-- BEGIN STORED RECORDS --

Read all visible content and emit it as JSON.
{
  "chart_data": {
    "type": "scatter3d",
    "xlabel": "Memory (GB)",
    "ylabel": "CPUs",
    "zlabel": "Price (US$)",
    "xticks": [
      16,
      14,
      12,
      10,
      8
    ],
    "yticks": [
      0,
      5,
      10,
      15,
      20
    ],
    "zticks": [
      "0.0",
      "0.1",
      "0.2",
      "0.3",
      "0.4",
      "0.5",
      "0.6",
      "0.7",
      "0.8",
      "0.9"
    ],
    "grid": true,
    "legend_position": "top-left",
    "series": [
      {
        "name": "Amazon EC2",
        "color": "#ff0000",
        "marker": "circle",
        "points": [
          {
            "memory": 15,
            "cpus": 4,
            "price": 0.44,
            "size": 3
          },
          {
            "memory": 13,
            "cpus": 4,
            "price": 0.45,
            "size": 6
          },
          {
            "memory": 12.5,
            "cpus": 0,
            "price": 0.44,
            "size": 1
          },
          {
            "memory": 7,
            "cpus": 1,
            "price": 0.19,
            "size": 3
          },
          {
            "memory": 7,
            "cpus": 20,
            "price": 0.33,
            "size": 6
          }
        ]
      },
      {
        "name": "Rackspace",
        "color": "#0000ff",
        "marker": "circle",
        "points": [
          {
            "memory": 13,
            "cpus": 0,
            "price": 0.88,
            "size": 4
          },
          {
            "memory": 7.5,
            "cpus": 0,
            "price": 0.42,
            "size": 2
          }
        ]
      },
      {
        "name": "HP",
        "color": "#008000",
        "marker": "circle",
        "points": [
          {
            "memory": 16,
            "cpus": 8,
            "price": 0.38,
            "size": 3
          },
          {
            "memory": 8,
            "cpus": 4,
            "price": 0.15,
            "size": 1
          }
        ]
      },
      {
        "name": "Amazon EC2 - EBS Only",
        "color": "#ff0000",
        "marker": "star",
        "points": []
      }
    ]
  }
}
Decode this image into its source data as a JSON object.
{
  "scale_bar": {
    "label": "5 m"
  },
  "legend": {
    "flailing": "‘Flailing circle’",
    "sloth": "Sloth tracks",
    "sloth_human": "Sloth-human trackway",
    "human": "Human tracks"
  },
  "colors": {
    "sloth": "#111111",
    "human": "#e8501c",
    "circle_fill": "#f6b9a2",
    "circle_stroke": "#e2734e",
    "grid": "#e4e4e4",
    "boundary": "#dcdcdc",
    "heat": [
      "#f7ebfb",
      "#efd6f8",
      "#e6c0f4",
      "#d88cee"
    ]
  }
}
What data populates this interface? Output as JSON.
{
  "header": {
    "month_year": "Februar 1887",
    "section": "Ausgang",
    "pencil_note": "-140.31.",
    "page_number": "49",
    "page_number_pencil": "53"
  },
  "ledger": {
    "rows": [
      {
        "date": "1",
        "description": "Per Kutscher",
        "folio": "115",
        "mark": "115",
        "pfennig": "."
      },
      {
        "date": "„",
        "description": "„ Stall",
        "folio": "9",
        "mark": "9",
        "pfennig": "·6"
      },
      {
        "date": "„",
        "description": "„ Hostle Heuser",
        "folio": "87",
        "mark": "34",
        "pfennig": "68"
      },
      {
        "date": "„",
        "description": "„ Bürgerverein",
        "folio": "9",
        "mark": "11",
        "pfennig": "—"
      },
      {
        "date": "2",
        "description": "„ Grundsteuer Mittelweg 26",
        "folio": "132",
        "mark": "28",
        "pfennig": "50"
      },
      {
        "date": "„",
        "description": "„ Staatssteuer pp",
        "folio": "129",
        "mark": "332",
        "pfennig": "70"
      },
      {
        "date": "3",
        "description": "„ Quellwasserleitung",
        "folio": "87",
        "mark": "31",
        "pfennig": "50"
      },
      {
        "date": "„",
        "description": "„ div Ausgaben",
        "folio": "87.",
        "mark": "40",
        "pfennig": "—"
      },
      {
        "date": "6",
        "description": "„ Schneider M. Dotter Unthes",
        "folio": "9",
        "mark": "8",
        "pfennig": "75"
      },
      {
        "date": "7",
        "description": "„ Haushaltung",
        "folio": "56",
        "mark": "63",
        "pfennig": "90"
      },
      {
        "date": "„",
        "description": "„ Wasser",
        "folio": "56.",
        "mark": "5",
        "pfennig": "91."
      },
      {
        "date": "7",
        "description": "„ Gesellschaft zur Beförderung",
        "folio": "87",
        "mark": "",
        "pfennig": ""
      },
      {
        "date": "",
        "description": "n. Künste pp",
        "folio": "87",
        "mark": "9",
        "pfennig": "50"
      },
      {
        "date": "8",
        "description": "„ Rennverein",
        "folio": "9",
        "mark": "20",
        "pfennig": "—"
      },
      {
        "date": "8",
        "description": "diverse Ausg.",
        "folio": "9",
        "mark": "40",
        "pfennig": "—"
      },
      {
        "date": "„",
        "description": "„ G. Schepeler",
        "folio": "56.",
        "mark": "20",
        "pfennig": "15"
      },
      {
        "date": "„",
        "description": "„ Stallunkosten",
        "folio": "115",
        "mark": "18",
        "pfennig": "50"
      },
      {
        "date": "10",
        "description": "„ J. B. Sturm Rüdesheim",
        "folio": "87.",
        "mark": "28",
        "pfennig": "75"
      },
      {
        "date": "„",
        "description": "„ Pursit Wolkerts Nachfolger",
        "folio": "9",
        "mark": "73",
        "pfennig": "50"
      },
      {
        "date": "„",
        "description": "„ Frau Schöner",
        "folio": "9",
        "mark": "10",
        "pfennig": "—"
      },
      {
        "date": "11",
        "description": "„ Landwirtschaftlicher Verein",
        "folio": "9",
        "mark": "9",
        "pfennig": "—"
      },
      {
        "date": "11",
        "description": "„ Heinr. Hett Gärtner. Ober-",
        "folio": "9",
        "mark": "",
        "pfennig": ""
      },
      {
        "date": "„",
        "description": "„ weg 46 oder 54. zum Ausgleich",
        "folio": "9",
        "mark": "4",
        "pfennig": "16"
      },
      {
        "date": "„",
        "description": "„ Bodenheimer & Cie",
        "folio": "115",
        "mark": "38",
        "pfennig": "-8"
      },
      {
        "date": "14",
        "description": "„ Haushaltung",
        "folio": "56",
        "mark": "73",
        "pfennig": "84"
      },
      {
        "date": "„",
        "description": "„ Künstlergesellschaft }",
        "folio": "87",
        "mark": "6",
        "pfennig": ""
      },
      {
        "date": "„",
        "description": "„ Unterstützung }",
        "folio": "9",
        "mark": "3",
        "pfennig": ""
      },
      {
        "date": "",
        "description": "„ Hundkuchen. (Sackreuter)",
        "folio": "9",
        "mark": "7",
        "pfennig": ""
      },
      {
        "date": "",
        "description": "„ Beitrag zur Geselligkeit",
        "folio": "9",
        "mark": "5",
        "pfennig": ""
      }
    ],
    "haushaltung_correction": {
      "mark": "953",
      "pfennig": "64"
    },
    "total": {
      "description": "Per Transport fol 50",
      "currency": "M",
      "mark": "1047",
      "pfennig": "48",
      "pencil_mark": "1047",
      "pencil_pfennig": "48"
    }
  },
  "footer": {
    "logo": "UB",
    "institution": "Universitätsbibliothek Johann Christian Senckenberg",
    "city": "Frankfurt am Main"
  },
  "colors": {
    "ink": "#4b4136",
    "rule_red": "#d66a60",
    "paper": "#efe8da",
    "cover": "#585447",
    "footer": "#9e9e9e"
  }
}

-- END STORED RECORDS --

Reproduce the full listing word for word.

CORRECT OUTPUT
Read all visible content and emit it as JSON.
{
  "chart_data": {
    "type": "scatter3d",
    "xlabel": "Memory (GB)",
    "ylabel": "CPUs",
    "zlabel": "Price (US$)",
    "xticks": [
      16,
      14,
      12,
      10,
      8
    ],
    "yticks": [
      0,
      5,
      10,
      15,
      20
    ],
    "zticks": [
      "0.0",
      "0.1",
      "0.2",
      "0.3",
      "0.4",
      "0.5",
      "0.6",
      "0.7",
      "0.8",
      "0.9"
    ],
    "grid": true,
    "legend_position": "top-left",
    "series": [
      {
        "name": "Amazon EC2",
        "color": "#ff0000",
        "marker": "circle",
        "points": [
          {
            "memory": 15,
            "cpus": 4,
            "price": 0.44,
            "size": 3
          },
          {
            "memory": 13,
            "cpus": 4,
            "price": 0.45,
            "size": 6
          },
          {
            "memory": 12.5,
            "cpus": 0,
            "price": 0.44,
            "size": 1
          },
          {
            "memory": 7,
            "cpus": 1,
            "price": 0.19,
            "size": 3
          },
          {
            "memory": 7,
            "cpus": 20,
            "price": 0.33,
            "size": 6
          }
        ]
      },
      {
        "name": "Rackspace",
        "color": "#0000ff",
        "marker": "circle",
        "points": [
          {
            "memory": 13,
            "cpus": 0,
            "price": 0.88,
            "size": 4
          },
          {
            "memory": 7.5,
            "cpus": 0,
            "price": 0.42,
            "size": 2
          }
        ]
      },
      {
        "name": "HP",
        "color": "#008000",
        "marker": "circle",
        "points": [
          {
            "memory": 16,
            "cpus": 8,
            "price": 0.38,
            "size": 3
          },
          {
            "memory": 8,
            "cpus": 4,
            "price": 0.15,
            "size": 1
          }
        ]
      },
      {
        "name": "Amazon EC2 - EBS Only",
        "color": "#ff0000",
        "marker": "star",
        "points": []
      }
    ]
  }
}
Decode this image into its source data as a JSON object.
{
  "scale_bar": {
    "label": "5 m"
  },
  "legend": {
    "flailing": "‘Flailing circle’",
    "sloth": "Sloth tracks",
    "sloth_human": "Sloth-human trackway",
    "human": "Human tracks"
  },
  "colors": {
    "sloth": "#111111",
    "human": "#e8501c",
    "circle_fill": "#f6b9a2",
    "circle_stroke": "#e2734e",
    "grid": "#e4e4e4",
    "boundary": "#dcdcdc",
    "heat": [
      "#f7ebfb",
      "#efd6f8",
      "#e6c0f4",
      "#d88cee"
    ]
  }
}
What data populates this interface? Output as JSON.
{
  "header": {
    "month_year": "Februar 1887",
    "section": "Ausgang",
    "pencil_note": "-140.31.",
    "page_number": "49",
    "page_number_pencil": "53"
  },
  "ledger": {
    "rows": [
      {
        "date": "1",
        "description": "Per Kutscher",
        "folio": "115",
        "mark": "115",
        "pfennig": "."
      },
      {
        "date": "„",
        "description": "„ Stall",
        "folio": "9",
        "mark": "9",
        "pfennig": "·6"
      },
      {
        "date": "„",
        "description": "„ Hostle Heuser",
        "folio": "87",
        "mark": "34",
        "pfennig": "68"
      },
      {
        "date": "„",
        "description": "„ Bürgerverein",
        "folio": "9",
        "mark": "11",
        "pfennig": "—"
      },
      {
        "date": "2",
        "description": "„ Grundsteuer Mittelweg 26",
        "folio": "132",
        "mark": "28",
        "pfennig": "50"
      },
      {
        "date": "„",
        "description": "„ Staatssteuer pp",
        "folio": "129",
        "mark": "332",
        "pfennig": "70"
      },
      {
        "date": "3",
        "description": "„ Quellwasserleitung",
        "folio": "87",
        "mark": "31",
        "pfennig": "50"
      },
      {
        "date": "„",
        "description": "„ div Ausgaben",
        "folio": "87.",
        "mark": "40",
        "pfennig": "—"
      },
      {
        "date": "6",
        "description": "„ Schneider M. Dotter Unthes",
        "folio": "9",
        "mark": "8",
        "pfennig": "75"
      },
      {
        "date": "7",
        "description": "„ Haushaltung",
        "folio": "56",
        "mark": "63",
        "pfennig": "90"
      },
      {
        "date": "„",
        "description": "„ Wasser",
        "folio": "56.",
        "mark": "5",
        "pfennig": "91."
      },
      {
        "date": "7",
        "description": "„ Gesellschaft zur Beförderung",
        "folio": "87",
        "mark": "",
        "pfennig": ""
      },
      {
        "date": "",
        "description": "n. Künste pp",
        "folio": "87",
        "mark": "9",
        "pfennig": "50"
      },
      {
        "date": "8",
        "description": "„ Rennverein",
        "folio": "9",
        "mark": "20",
        "pfennig": "—"
      },
      {
        "date": "8",
        "description": "diverse Ausg.",
        "folio": "9",
        "mark": "40",
        "pfennig": "—"
      },
      {
        "date": "„",
        "description": "„ G. Schepeler",
        "folio": "56.",
        "mark": "20",
        "pfennig": "15"
      },
      {
        "date": "„",
        "description": "„ Stallunkosten",
        "folio": "115",
        "mark": "18",
        "pfennig": "50"
      },
      {
        "date": "10",
        "description": "„ J. B. Sturm Rüdesheim",
        "folio": "87.",
        "mark": "28",
        "pfennig": "75"
      },
      {
        "date": "„",
        "description": "„ Pursit Wolkerts Nachfolger",
        "folio": "9",
        "mark": "73",
        "pfennig": "50"
      },
      {
        "date": "„",
        "description": "„ Frau Schöner",
        "folio": "9",
        "mark": "10",
        "pfennig": "—"
      },
      {
        "date": "11",
        "description": "„ Landwirtschaftlicher Verein",
        "folio": "9",
        "mark": "9",
        "pfennig": "—"
      },
      {
        "date": "11",
        "description": "„ Heinr. Hett Gärtner. Ober-",
        "folio": "9",
        "mark": "",
        "pfennig": ""
      },
      {
        "date": "„",
        "description": "„ weg 46 oder 54. zum Ausgleich",
        "folio": "9",
        "mark": "4",
        "pfennig": "16"
      },
      {
        "date": "„",
        "description": "„ Bodenheimer & Cie",
        "folio": "115",
        "mark": "38",
        "pfennig": "-8"
      },
      {
        "date": "14",
        "description": "„ Haushaltung",
        "folio": "56",
        "mark": "73",
        "pfennig": "84"
      },
      {
        "date": "„",
        "description": "„ Künstlergesellschaft }",
        "folio": "87",
        "mark": "6",
        "pfennig": ""
      },
      {
        "date": "„",
        "description": "„ Unterstützung }",
        "folio": "9",
        "mark": "3",
        "pfennig": ""
      },
      {
        "date": "",
        "description": "„ Hundkuchen. (Sackreuter)",
        "folio": "9",
        "mark": "7",
        "pfennig": ""
      },
      {
        "date": "",
        "description": "„ Beitrag zur Geselligkeit",
        "folio": "9",
        "mark": "5",
        "pfennig": ""
      }
    ],
    "haushaltung_correction": {
      "mark": "953",
      "pfennig": "64"
    },
    "total": {
      "description": "Per Transport fol 50",
      "currency": "M",
      "mark": "1047",
      "pfennig": "48",
      "pencil_mark": "1047",
      "pencil_pfennig": "48"
    }
  },
  "footer": {
    "logo": "UB",
    "institution": "Universitätsbibliothek Johann Christian Senckenberg",
    "city": "Frankfurt am Main"
  },
  "colors": {
    "ink": "#4b4136",
    "rule_red": "#d66a60",
    "paper": "#efe8da",
    "cover": "#585447",
    "footer": "#9e9e9e"
  }
}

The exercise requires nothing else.